Data entries
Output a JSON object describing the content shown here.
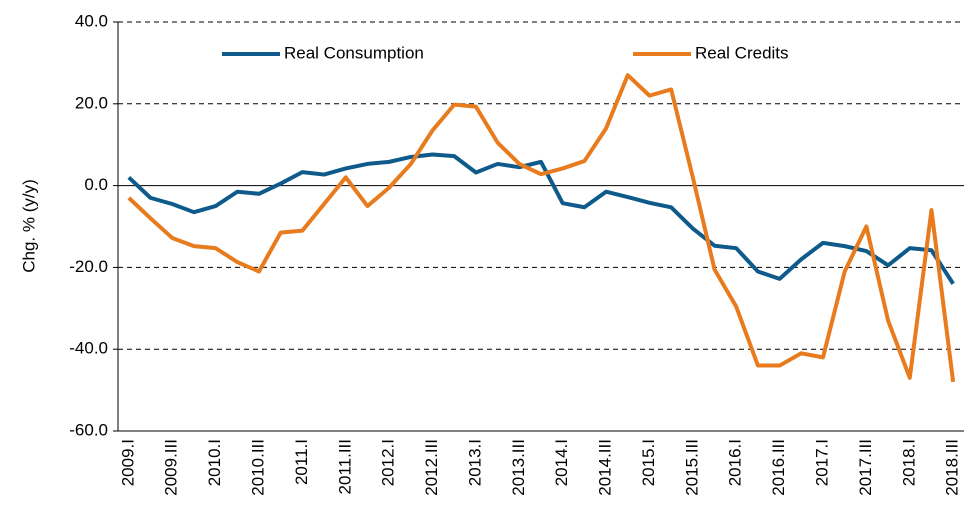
{
  "chart_data": {
    "type": "line",
    "y_label": "Chg. % (y/y)",
    "categories": [
      "2009.I",
      null,
      "2009.III",
      null,
      "2010.I",
      null,
      "2010.III",
      null,
      "2011.I",
      null,
      "2011.III",
      null,
      "2012.I",
      null,
      "2012.III",
      null,
      "2013.I",
      null,
      "2013.III",
      null,
      "2014.I",
      null,
      "2014.III",
      null,
      "2015.I",
      null,
      "2015.III",
      null,
      "2016.I",
      null,
      "2016.III",
      null,
      "2017.I",
      null,
      "2017.III",
      null,
      "2018.I",
      null,
      "2018.III"
    ],
    "series": [
      {
        "name": "Real Consumption",
        "color": "#0e5a8a",
        "values": [
          2,
          -3,
          -4.5,
          -6.5,
          -5,
          -1.5,
          -2,
          0.5,
          3.3,
          2.7,
          4.2,
          5.3,
          5.8,
          7,
          7.6,
          7.2,
          3.2,
          5.3,
          4.5,
          5.8,
          -4.3,
          -5.3,
          -1.5,
          -2.8,
          -4.2,
          -5.3,
          -10.5,
          -14.7,
          -15.3,
          -21,
          -22.8,
          -18,
          -14,
          -14.8,
          -16,
          -19.5,
          -15.3,
          -15.8,
          -24
        ]
      },
      {
        "name": "Real Credits",
        "color": "#e87b1e",
        "values": [
          -3,
          -8,
          -12.8,
          -14.8,
          -15.3,
          -18.7,
          -21,
          -11.5,
          -11,
          -4.5,
          2,
          -5,
          -0.5,
          5.3,
          13.5,
          19.8,
          19.3,
          10.5,
          5.3,
          2.8,
          4.2,
          6,
          14,
          27,
          22,
          23.5,
          2,
          -20.5,
          -29.6,
          -44,
          -44,
          -41,
          -42,
          -21,
          -10,
          -33,
          -47,
          -6,
          -48
        ]
      }
    ],
    "ylim": [
      -60,
      40
    ],
    "yticks": [
      {
        "value": -60,
        "label": "-60.0"
      },
      {
        "value": -40,
        "label": "-40.0"
      },
      {
        "value": -20,
        "label": "-20.0"
      },
      {
        "value": 0,
        "label": "0.0"
      },
      {
        "value": 20,
        "label": "20.0"
      },
      {
        "value": 40,
        "label": "40.0"
      }
    ],
    "grid": true,
    "legend": "top"
  }
}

### What you need to do
Copy every line from the entries that contains the word "name".

### Exercise output
        "name": "Real Consumption",
        "name": "Real Credits",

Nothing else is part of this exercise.